→ EXERCISE
Gather all lines with "drunk" from the records.

→ RECORD EXCERPTS
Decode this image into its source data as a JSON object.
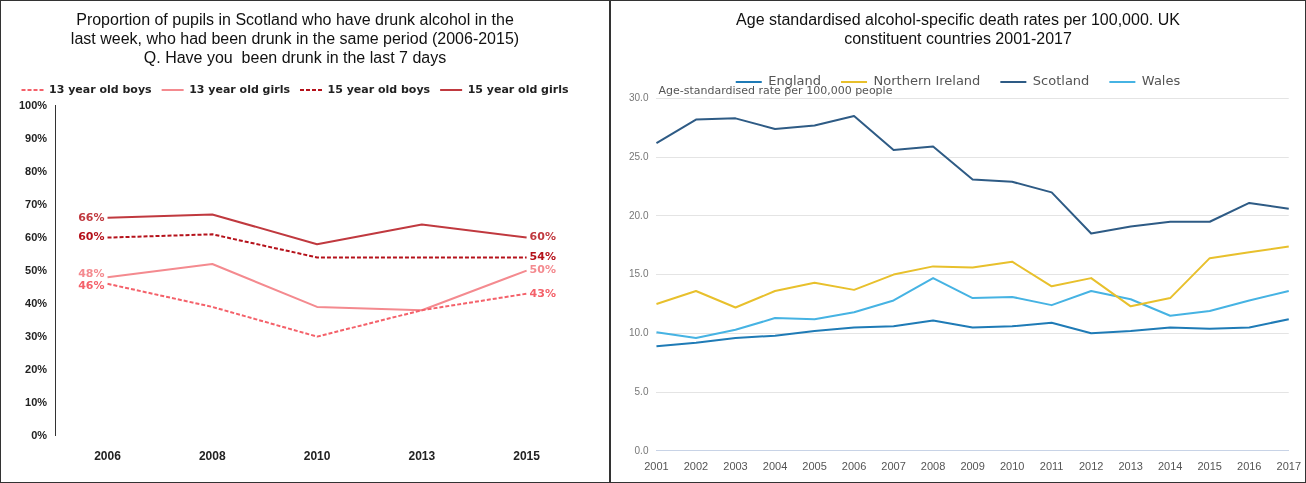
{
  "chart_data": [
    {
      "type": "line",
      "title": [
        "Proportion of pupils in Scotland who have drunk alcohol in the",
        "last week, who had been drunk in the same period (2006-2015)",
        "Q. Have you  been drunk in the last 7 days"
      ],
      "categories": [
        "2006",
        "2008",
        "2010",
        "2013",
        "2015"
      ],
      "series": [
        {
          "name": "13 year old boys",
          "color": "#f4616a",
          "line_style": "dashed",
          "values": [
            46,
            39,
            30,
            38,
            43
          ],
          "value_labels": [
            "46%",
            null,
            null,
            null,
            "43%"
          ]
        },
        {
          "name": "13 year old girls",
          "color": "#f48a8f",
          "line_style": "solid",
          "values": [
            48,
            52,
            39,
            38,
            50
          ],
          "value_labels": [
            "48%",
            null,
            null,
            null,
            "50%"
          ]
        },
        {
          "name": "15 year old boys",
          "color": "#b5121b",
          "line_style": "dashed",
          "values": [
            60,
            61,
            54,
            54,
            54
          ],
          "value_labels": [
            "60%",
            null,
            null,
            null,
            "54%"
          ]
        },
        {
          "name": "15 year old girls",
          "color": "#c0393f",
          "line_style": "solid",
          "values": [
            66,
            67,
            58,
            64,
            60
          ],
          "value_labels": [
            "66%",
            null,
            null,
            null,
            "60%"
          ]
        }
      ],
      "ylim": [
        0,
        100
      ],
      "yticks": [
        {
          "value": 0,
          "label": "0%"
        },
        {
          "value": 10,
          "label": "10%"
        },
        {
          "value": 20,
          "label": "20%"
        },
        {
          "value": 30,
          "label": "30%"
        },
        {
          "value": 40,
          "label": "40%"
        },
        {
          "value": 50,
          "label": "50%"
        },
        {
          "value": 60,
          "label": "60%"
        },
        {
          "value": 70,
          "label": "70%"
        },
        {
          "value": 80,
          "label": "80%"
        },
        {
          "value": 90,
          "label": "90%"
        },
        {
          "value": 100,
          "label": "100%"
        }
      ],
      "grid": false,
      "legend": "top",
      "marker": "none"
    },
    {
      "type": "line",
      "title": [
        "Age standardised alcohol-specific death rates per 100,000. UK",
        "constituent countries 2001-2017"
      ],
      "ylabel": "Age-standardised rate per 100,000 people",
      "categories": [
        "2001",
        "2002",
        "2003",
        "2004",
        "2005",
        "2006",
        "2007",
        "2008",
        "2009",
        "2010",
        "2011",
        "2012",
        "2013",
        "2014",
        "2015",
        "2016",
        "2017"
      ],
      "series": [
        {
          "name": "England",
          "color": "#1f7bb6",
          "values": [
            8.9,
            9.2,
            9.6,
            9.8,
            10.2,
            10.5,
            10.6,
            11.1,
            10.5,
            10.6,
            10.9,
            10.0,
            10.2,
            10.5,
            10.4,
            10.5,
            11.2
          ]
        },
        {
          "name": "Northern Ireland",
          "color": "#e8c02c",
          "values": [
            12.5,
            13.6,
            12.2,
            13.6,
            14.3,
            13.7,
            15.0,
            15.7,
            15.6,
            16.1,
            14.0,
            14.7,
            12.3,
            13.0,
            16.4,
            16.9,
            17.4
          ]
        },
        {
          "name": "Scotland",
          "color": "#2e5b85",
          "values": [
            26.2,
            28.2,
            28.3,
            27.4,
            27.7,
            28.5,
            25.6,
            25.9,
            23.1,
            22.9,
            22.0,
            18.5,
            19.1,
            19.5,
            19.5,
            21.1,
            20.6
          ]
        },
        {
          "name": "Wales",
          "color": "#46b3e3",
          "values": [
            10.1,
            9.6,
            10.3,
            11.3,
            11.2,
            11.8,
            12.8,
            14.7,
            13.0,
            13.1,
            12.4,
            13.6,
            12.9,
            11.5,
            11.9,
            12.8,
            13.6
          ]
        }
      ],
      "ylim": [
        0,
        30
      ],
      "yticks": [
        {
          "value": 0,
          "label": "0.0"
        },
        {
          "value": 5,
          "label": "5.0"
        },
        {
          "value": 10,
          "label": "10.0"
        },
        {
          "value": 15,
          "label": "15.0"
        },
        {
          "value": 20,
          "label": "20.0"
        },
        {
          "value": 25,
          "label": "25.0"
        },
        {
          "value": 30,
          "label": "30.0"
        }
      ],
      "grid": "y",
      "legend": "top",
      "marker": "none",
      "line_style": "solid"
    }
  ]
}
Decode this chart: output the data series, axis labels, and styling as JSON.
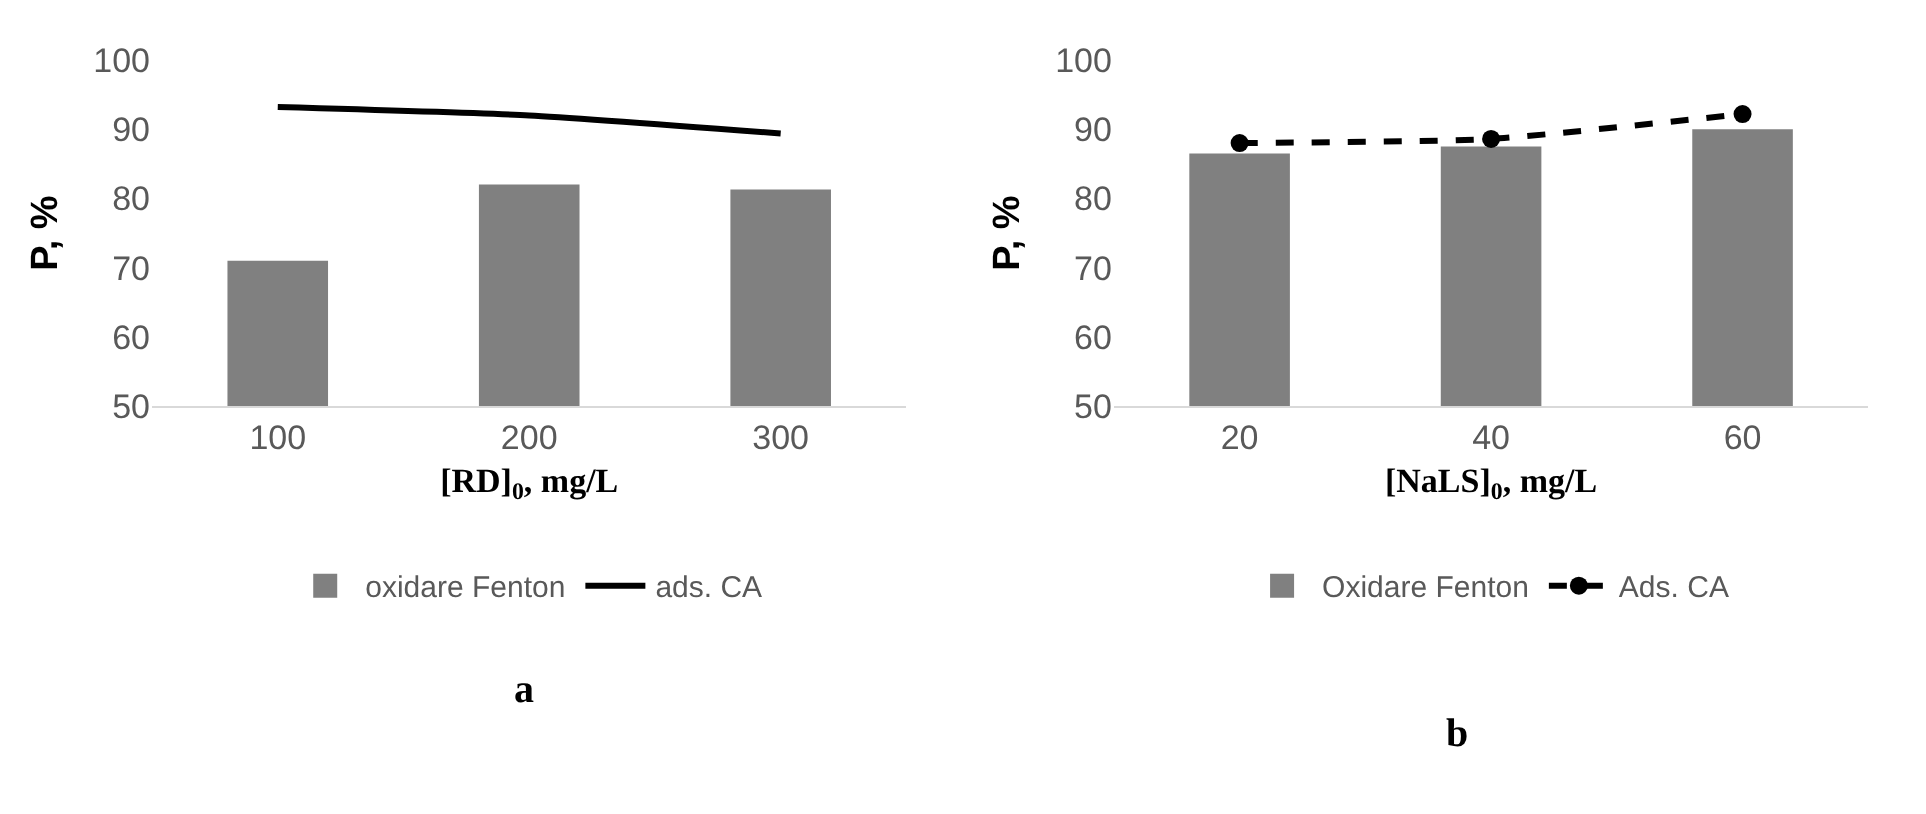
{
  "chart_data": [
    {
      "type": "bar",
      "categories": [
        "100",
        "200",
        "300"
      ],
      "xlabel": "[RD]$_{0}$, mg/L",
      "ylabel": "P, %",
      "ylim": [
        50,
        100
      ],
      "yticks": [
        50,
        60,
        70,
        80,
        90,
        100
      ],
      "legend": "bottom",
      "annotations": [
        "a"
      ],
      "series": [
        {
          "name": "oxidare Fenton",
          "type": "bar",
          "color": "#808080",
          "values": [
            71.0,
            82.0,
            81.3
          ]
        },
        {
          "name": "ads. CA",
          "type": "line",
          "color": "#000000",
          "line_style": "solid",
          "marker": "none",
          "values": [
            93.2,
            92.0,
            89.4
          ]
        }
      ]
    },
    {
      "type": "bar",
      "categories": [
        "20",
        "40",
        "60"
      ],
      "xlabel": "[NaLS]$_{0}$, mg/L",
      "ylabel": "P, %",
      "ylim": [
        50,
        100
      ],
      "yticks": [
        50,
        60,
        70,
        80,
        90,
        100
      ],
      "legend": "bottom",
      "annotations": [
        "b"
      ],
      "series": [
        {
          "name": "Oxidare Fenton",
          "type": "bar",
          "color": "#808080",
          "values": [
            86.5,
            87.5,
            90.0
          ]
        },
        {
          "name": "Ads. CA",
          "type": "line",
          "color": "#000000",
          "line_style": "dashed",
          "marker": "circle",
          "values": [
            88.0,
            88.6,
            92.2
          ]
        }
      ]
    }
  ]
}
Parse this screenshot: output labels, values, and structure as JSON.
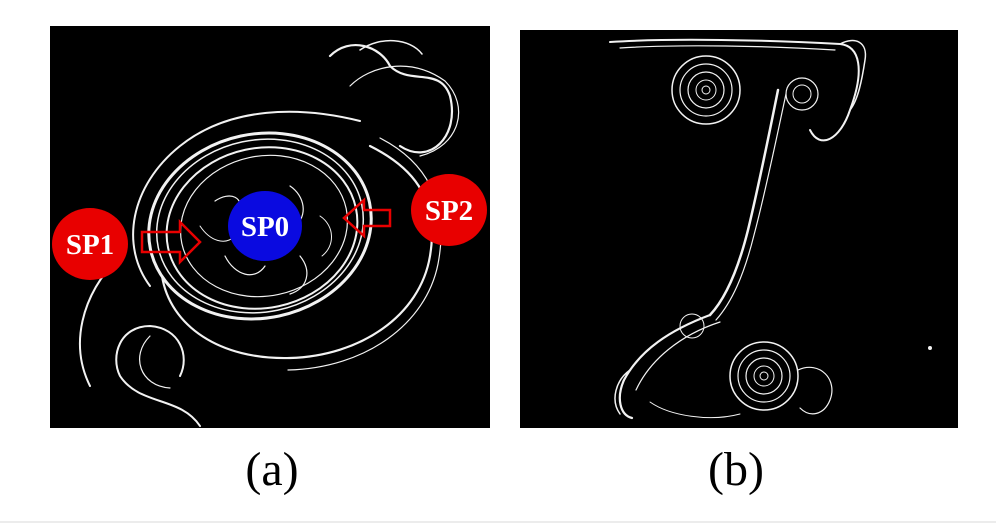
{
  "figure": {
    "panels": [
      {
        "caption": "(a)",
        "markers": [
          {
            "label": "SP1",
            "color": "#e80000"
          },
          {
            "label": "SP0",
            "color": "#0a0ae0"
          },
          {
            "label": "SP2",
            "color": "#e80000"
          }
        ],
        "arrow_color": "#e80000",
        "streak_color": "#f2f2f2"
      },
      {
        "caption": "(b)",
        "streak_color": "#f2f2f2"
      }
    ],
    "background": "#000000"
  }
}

→ THE RESPONSE
        "Proportion of pupils in Scotland who have drunk alcohol in the",
        "last week, who had been drunk in the same period (2006-2015)",
        "Q. Have you  been drunk in the last 7 days"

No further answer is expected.